> Instructions to follow: Output all records precisely as written.

> Input data:
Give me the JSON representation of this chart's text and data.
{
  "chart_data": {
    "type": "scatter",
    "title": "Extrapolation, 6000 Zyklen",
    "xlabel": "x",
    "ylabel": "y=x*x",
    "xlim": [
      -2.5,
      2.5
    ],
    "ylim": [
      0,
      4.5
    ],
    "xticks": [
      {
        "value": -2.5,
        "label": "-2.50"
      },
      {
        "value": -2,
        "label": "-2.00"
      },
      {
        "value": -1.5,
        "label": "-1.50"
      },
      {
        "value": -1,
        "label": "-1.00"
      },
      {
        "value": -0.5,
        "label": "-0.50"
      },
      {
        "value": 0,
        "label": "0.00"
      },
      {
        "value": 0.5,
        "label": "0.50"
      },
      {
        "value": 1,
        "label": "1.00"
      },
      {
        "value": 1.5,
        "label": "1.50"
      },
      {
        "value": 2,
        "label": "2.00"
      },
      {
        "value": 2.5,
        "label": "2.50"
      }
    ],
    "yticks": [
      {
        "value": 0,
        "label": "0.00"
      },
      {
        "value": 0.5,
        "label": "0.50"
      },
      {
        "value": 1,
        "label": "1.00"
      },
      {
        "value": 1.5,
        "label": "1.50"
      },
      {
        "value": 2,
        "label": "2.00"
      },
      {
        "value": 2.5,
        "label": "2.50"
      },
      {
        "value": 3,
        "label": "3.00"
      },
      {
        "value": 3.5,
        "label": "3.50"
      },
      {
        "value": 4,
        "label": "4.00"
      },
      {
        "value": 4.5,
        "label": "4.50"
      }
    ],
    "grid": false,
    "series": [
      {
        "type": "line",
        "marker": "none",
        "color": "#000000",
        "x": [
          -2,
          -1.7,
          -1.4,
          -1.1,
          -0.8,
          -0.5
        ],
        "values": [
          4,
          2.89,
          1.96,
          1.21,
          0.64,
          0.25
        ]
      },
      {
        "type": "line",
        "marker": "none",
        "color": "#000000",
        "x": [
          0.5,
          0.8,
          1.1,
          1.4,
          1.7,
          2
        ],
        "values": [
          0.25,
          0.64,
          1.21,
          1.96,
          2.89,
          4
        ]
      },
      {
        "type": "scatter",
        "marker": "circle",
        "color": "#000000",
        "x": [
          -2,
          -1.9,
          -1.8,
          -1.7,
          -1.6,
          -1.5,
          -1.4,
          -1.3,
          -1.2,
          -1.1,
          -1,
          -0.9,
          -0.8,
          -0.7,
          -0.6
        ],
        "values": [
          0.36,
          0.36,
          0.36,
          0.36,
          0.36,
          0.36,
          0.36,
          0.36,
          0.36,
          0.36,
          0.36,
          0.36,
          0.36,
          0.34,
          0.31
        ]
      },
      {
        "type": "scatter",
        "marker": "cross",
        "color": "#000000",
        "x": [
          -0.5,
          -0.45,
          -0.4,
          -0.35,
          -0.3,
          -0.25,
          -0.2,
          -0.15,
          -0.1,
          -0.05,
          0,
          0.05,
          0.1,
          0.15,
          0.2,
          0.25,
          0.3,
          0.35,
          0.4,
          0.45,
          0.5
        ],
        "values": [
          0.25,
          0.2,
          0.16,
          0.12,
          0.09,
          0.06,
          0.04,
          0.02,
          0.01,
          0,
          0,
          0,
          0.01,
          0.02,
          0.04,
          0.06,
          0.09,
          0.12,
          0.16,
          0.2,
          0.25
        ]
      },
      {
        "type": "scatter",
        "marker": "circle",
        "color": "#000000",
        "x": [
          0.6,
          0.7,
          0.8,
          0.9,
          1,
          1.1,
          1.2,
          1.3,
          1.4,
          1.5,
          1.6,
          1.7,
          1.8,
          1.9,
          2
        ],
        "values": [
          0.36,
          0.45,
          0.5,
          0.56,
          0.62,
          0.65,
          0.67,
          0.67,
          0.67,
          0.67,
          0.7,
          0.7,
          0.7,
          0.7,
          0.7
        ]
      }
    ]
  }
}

> Exercise result:
Give me the JSON representation of this chart's text and data.
{
  "chart_data": {
    "type": "scatter",
    "title": "Extrapolation, 6000 Zyklen",
    "xlabel": "x",
    "ylabel": "y=x*x",
    "xlim": [
      -2.5,
      2.5
    ],
    "ylim": [
      0,
      4.5
    ],
    "xticks": [
      {
        "value": -2.5,
        "label": "-2.50"
      },
      {
        "value": -2,
        "label": "-2.00"
      },
      {
        "value": -1.5,
        "label": "-1.50"
      },
      {
        "value": -1,
        "label": "-1.00"
      },
      {
        "value": -0.5,
        "label": "-0.50"
      },
      {
        "value": 0,
        "label": "0.00"
      },
      {
        "value": 0.5,
        "label": "0.50"
      },
      {
        "value": 1,
        "label": "1.00"
      },
      {
        "value": 1.5,
        "label": "1.50"
      },
      {
        "value": 2,
        "label": "2.00"
      },
      {
        "value": 2.5,
        "label": "2.50"
      }
    ],
    "yticks": [
      {
        "value": 0,
        "label": "0.00"
      },
      {
        "value": 0.5,
        "label": "0.50"
      },
      {
        "value": 1,
        "label": "1.00"
      },
      {
        "value": 1.5,
        "label": "1.50"
      },
      {
        "value": 2,
        "label": "2.00"
      },
      {
        "value": 2.5,
        "label": "2.50"
      },
      {
        "value": 3,
        "label": "3.00"
      },
      {
        "value": 3.5,
        "label": "3.50"
      },
      {
        "value": 4,
        "label": "4.00"
      },
      {
        "value": 4.5,
        "label": "4.50"
      }
    ],
    "grid": false,
    "series": [
      {
        "type": "line",
        "marker": "none",
        "color": "#000000",
        "x": [
          -2,
          -1.7,
          -1.4,
          -1.1,
          -0.8,
          -0.5
        ],
        "values": [
          4,
          2.89,
          1.96,
          1.21,
          0.64,
          0.25
        ]
      },
      {
        "type": "line",
        "marker": "none",
        "color": "#000000",
        "x": [
          0.5,
          0.8,
          1.1,
          1.4,
          1.7,
          2
        ],
        "values": [
          0.25,
          0.64,
          1.21,
          1.96,
          2.89,
          4
        ]
      },
      {
        "type": "scatter",
        "marker": "circle",
        "color": "#000000",
        "x": [
          -2,
          -1.9,
          -1.8,
          -1.7,
          -1.6,
          -1.5,
          -1.4,
          -1.3,
          -1.2,
          -1.1,
          -1,
          -0.9,
          -0.8,
          -0.7,
          -0.6
        ],
        "values": [
          0.36,
          0.36,
          0.36,
          0.36,
          0.36,
          0.36,
          0.36,
          0.36,
          0.36,
          0.36,
          0.36,
          0.36,
          0.36,
          0.34,
          0.31
        ]
      },
      {
        "type": "scatter",
        "marker": "cross",
        "color": "#000000",
        "x": [
          -0.5,
          -0.45,
          -0.4,
          -0.35,
          -0.3,
          -0.25,
          -0.2,
          -0.15,
          -0.1,
          -0.05,
          0,
          0.05,
          0.1,
          0.15,
          0.2,
          0.25,
          0.3,
          0.35,
          0.4,
          0.45,
          0.5
        ],
        "values": [
          0.25,
          0.2,
          0.16,
          0.12,
          0.09,
          0.06,
          0.04,
          0.02,
          0.01,
          0,
          0,
          0,
          0.01,
          0.02,
          0.04,
          0.06,
          0.09,
          0.12,
          0.16,
          0.2,
          0.25
        ]
      },
      {
        "type": "scatter",
        "marker": "circle",
        "color": "#000000",
        "x": [
          0.6,
          0.7,
          0.8,
          0.9,
          1,
          1.1,
          1.2,
          1.3,
          1.4,
          1.5,
          1.6,
          1.7,
          1.8,
          1.9,
          2
        ],
        "values": [
          0.36,
          0.45,
          0.5,
          0.56,
          0.62,
          0.65,
          0.67,
          0.67,
          0.67,
          0.67,
          0.7,
          0.7,
          0.7,
          0.7,
          0.7
        ]
      }
    ]
  }
}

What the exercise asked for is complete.